*WHAT TO WORK ON*. Extract every entry word for word.

Figure record listings
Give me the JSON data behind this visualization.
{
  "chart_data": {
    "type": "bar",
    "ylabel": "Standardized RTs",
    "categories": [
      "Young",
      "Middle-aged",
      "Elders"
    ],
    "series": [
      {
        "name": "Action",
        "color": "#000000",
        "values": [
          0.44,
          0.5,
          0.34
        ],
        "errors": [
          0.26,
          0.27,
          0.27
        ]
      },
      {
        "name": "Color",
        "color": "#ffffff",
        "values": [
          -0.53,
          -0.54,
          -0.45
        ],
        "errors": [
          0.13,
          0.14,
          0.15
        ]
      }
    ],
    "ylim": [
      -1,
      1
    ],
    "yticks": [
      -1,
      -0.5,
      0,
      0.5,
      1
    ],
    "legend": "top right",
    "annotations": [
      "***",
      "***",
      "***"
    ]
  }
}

*TASK ANSWER*.
Give me the JSON data behind this visualization.
{
  "chart_data": {
    "type": "bar",
    "ylabel": "Standardized RTs",
    "categories": [
      "Young",
      "Middle-aged",
      "Elders"
    ],
    "series": [
      {
        "name": "Action",
        "color": "#000000",
        "values": [
          0.44,
          0.5,
          0.34
        ],
        "errors": [
          0.26,
          0.27,
          0.27
        ]
      },
      {
        "name": "Color",
        "color": "#ffffff",
        "values": [
          -0.53,
          -0.54,
          -0.45
        ],
        "errors": [
          0.13,
          0.14,
          0.15
        ]
      }
    ],
    "ylim": [
      -1,
      1
    ],
    "yticks": [
      -1,
      -0.5,
      0,
      0.5,
      1
    ],
    "legend": "top right",
    "annotations": [
      "***",
      "***",
      "***"
    ]
  }
}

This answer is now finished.